* Begin SOURCE EXCERPT *

By August 1880, the Second Anglo-Afghan War itself was coming to a close: the penultimate battle—the Battle of Maiwand—had occurred a month earlier in July 1880, and the final Battle of Kandahar would come a month after this image in September of that same year. As the name implies, the Second Anglo-Afghan War was the second in a series of wars fought between native Afghan leaders and the British from the mid-nineteenth century and into the early twentieth. Throughout the nineteenth century, in the contest known as the Great Game, the British and Russian Empires both attempted to assert power as the imperial hegemon in Central Asia. As the latter began to move troops around within the region, the British saw the need to establish a stronghold. They were particularly anxious about the security of their imperial crown jewel, India, for which Afghanistan served as a buffer zone and gateway into the North-West Frontier. To secure this zone, the British attempted to install a line of Afghan emirs, a controversial move that ignited the First Anglo-Afghan War in which the British suffered various defeats. Though the British ultimately claimed victory and withdrew, Dost Muhammad Khan, the emir they had deposed to install Shah Shuja, returned to power.

In 1878, Sher Ali Khan, the then-emir of Afghanistan and son of Dost Muhammad, received a Russian envoy who had forced his way into Kabul, despite the fact that he had refused a similar British diplomatic mission. Prompted by this affront and their anxieties over Russia, the armies of the British Raj started the Second Anglo-Afghan War in September of that year, taking Kabul by force. In May of 1879, Sher Ali’s son, Yaqub Khan, signed the Treaty of Gandamak. This was part of an effort to ensure Great Britain’s influence in Afghanistan and install a permanent ambassadorial presence in Kabul. An uprising in Kabul in September of 1879 and the murder of the British consul, however, reignited the conflict and the British once again sent troops to suppress the rebellion and occupy Kabul. The brother of Yaqub Khan defeated British troops in 1880 at Maiwand, then besieged British troops at Kandahar. The British again claimed victory at Kandahar to end the war, but decided upon an “honorable withdrawal."

* End SOURCE EXCERPT *
* Begin DATA BLOCK *

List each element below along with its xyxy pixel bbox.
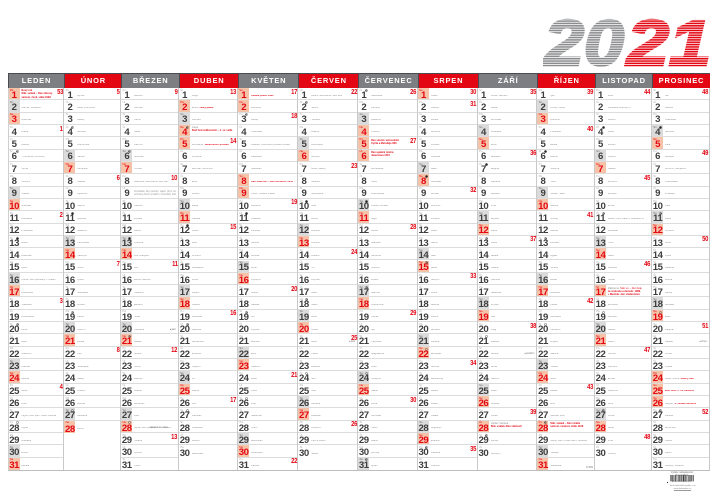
svg-text:20: 20 (543, 18, 624, 68)
svg-text:21: 21 (626, 18, 711, 68)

* End DATA BLOCK *

* EXERCISE PROMPT
From the Anglo-Afghan wars excerpt:
(a) Which battle took place in July 1880?
(b) Who signed the Treaty of Gandamak in May 1879?
(c) Which emir did the British depose to install Shah Shuja?
The material was drawn from a different source than the text.

* FINISHED EXERCISE
(a) The Battle of Maiwand
(b) Yaqub Khan
(c) Dost Muhammad Khan